→ **GIVEN EXERCISE**:
Set down the line that contains "Transcribe the text in this document." and every line after it to the end of the entries, exactly as they stand and nothing more.

══ GIVEN RECORDS

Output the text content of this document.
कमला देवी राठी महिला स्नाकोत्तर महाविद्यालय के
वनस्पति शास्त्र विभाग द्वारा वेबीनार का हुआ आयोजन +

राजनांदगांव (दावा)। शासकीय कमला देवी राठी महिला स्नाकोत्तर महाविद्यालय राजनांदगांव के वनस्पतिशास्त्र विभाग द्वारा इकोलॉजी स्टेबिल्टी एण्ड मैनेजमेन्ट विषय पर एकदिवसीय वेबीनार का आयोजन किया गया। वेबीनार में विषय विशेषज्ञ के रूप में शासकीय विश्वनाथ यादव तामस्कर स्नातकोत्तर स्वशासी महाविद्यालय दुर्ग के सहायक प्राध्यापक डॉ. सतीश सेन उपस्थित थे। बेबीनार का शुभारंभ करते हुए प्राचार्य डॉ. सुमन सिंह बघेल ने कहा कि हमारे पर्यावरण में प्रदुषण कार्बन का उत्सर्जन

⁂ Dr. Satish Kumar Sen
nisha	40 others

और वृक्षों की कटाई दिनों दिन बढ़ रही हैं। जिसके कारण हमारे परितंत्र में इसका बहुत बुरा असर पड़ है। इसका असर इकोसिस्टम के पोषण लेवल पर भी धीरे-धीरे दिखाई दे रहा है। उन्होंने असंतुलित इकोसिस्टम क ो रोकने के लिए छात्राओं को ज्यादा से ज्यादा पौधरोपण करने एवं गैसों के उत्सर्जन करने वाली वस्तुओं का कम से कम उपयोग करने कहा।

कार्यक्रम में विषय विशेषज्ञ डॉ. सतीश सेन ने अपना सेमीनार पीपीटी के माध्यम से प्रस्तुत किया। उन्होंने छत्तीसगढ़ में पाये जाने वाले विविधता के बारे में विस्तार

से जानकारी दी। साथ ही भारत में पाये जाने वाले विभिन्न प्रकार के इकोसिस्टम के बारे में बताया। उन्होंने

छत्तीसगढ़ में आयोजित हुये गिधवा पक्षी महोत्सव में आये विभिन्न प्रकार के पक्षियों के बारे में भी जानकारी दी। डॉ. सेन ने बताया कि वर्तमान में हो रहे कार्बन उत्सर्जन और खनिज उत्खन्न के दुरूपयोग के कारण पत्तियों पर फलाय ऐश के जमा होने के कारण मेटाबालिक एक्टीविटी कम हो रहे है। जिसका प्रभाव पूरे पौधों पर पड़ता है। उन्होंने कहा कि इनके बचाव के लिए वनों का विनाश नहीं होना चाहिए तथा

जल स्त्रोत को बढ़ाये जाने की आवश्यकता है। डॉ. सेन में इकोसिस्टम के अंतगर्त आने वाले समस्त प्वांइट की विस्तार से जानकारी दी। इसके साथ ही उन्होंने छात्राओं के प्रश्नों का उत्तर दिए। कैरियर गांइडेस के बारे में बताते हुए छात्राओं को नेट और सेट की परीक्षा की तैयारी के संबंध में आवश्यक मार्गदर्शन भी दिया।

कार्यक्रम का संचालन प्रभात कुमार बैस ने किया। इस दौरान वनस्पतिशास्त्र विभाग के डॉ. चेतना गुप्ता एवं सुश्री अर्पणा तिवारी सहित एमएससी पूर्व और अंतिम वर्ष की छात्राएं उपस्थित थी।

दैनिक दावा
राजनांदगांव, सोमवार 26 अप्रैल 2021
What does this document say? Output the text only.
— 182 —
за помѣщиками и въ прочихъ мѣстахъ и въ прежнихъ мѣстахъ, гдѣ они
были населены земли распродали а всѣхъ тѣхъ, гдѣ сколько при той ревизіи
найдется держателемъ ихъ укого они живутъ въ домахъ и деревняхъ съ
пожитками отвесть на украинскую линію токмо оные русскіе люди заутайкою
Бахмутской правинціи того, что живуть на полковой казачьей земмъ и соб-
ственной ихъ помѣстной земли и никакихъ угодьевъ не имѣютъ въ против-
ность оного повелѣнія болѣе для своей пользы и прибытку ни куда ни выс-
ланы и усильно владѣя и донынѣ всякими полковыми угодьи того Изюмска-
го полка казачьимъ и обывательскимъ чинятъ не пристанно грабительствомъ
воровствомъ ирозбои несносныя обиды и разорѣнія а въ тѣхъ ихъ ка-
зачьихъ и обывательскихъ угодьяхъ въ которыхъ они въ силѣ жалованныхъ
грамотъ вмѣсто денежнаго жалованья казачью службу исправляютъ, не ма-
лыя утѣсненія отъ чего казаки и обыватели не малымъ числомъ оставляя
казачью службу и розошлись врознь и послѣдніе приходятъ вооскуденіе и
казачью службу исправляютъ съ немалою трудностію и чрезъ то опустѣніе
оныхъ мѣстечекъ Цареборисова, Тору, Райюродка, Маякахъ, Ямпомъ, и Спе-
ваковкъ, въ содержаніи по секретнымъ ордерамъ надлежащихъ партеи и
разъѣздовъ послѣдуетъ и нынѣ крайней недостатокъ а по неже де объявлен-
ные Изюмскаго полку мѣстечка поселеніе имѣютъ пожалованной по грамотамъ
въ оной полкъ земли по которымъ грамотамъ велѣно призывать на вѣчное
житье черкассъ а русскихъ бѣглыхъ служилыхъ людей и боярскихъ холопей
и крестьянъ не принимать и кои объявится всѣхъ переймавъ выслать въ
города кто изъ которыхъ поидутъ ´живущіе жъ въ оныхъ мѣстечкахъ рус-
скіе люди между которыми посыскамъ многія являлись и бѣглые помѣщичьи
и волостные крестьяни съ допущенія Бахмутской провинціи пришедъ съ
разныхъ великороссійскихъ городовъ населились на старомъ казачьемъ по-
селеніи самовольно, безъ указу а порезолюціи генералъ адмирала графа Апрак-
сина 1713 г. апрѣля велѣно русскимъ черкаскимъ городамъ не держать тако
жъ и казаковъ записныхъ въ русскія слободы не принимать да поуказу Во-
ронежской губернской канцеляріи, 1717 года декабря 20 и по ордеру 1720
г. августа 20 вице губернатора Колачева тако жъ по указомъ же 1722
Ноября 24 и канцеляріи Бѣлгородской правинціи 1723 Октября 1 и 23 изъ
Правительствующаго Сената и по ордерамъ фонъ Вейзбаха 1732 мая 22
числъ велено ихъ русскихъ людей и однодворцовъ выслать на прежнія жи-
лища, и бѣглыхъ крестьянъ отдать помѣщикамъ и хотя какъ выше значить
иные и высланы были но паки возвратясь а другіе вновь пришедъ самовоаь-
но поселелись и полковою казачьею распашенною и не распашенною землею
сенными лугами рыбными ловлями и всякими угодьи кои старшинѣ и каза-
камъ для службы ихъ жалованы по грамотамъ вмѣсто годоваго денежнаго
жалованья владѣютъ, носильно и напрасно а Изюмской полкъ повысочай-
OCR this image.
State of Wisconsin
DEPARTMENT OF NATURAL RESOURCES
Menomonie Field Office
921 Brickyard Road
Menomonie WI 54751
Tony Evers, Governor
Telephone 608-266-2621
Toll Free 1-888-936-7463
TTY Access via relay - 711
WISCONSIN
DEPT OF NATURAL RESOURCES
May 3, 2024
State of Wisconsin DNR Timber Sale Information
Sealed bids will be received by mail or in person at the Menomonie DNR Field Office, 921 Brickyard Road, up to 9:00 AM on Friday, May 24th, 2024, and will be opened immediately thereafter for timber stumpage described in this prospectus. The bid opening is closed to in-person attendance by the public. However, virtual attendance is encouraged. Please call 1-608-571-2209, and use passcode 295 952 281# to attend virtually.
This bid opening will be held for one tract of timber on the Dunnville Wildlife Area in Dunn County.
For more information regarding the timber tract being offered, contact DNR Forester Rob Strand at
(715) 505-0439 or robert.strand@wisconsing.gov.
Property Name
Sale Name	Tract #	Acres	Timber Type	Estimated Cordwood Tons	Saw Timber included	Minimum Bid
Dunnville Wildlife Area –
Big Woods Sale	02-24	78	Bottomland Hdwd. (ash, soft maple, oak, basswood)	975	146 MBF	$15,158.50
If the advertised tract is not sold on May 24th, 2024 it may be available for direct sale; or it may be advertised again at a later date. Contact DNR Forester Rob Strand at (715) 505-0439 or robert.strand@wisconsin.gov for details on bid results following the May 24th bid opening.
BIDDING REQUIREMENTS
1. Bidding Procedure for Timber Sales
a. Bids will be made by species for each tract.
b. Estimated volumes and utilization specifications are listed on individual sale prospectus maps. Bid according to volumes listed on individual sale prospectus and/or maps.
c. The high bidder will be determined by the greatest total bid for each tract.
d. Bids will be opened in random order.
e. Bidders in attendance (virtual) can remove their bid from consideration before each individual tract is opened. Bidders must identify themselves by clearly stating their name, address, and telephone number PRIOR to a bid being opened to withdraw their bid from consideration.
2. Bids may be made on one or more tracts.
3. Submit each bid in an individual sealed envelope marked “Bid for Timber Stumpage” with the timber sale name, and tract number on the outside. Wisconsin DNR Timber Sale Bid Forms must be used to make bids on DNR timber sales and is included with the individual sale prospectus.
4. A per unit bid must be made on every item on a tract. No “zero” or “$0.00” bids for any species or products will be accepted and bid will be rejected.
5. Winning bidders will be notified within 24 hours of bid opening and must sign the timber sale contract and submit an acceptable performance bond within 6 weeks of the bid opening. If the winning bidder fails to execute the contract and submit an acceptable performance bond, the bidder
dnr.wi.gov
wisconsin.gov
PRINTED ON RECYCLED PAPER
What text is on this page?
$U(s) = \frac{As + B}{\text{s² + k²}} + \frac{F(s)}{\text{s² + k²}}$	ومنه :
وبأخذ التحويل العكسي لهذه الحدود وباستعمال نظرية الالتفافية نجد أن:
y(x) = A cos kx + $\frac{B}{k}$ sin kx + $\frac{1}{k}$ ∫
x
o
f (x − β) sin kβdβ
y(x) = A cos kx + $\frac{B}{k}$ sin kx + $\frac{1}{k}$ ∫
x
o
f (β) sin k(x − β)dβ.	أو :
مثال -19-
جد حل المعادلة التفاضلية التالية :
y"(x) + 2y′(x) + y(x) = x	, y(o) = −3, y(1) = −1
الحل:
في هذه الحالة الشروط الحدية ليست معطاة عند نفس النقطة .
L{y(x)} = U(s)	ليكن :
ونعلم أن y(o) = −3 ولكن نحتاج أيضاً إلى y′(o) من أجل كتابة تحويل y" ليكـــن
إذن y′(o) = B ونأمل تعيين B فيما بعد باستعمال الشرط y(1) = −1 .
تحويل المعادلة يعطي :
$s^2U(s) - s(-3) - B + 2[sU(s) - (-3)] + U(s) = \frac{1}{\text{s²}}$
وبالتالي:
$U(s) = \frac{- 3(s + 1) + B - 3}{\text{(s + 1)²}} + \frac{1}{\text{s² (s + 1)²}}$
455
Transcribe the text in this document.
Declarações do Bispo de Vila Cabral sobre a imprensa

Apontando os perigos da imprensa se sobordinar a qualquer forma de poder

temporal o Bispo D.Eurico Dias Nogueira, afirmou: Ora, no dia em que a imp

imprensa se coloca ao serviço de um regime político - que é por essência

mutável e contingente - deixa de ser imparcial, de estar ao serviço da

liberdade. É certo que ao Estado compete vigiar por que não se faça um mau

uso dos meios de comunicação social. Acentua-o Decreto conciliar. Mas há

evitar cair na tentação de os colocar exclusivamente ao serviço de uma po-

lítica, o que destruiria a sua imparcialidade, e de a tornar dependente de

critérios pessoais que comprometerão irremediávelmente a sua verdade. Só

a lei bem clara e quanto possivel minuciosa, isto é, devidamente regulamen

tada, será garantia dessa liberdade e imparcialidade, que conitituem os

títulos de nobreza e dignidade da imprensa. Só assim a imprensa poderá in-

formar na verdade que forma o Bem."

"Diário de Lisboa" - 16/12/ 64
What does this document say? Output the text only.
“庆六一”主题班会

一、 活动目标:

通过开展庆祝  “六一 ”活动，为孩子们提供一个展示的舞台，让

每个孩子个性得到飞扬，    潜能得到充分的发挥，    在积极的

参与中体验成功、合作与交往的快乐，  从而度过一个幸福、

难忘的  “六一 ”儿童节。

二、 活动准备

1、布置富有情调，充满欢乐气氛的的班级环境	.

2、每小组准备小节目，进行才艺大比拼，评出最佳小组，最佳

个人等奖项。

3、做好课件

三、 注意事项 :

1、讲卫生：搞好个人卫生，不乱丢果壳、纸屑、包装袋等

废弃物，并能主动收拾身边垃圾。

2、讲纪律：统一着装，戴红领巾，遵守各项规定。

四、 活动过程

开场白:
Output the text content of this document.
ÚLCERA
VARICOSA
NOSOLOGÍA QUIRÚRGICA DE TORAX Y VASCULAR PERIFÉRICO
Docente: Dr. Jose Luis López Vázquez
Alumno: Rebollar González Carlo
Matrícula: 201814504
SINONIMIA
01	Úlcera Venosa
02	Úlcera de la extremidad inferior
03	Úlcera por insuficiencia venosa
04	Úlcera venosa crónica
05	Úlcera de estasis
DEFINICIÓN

════

→ **CORRECT RESPONSE**:
Transcribe the text in this document.
Declarações do Bispo de Vila Cabral sobre a imprensa

Apontando os perigos da imprensa se sobordinar a qualquer forma de poder

temporal o Bispo D.Eurico Dias Nogueira, afirmou: Ora, no dia em que a imp

imprensa se coloca ao serviço de um regime político - que é por essência

mutável e contingente - deixa de ser imparcial, de estar ao serviço da

liberdade. É certo que ao Estado compete vigiar por que não se faça um mau

uso dos meios de comunicação social. Acentua-o Decreto conciliar. Mas há

evitar cair na tentação de os colocar exclusivamente ao serviço de uma po-

lítica, o que destruiria a sua imparcialidade, e de a tornar dependente de

critérios pessoais que comprometerão irremediávelmente a sua verdade. Só

a lei bem clara e quanto possivel minuciosa, isto é, devidamente regulamen

tada, será garantia dessa liberdade e imparcialidade, que conitituem os

títulos de nobreza e dignidade da imprensa. Só assim a imprensa poderá in-

formar na verdade que forma o Bem."

"Diário de Lisboa" - 16/12/ 64
What does this document say? Output the text only.
“庆六一”主题班会

一、 活动目标:

通过开展庆祝  “六一 ”活动，为孩子们提供一个展示的舞台，让

每个孩子个性得到飞扬，    潜能得到充分的发挥，    在积极的

参与中体验成功、合作与交往的快乐，  从而度过一个幸福、

难忘的  “六一 ”儿童节。

二、 活动准备

1、布置富有情调，充满欢乐气氛的的班级环境	.

2、每小组准备小节目，进行才艺大比拼，评出最佳小组，最佳

个人等奖项。

3、做好课件

三、 注意事项 :

1、讲卫生：搞好个人卫生，不乱丢果壳、纸屑、包装袋等

废弃物，并能主动收拾身边垃圾。

2、讲纪律：统一着装，戴红领巾，遵守各项规定。

四、 活动过程

开场白:
Output the text content of this document.
ÚLCERA
VARICOSA
NOSOLOGÍA QUIRÚRGICA DE TORAX Y VASCULAR PERIFÉRICO
Docente: Dr. Jose Luis López Vázquez
Alumno: Rebollar González Carlo
Matrícula: 201814504
SINONIMIA
01	Úlcera Venosa
02	Úlcera de la extremidad inferior
03	Úlcera por insuficiencia venosa
04	Úlcera venosa crónica
05	Úlcera de estasis
DEFINICIÓN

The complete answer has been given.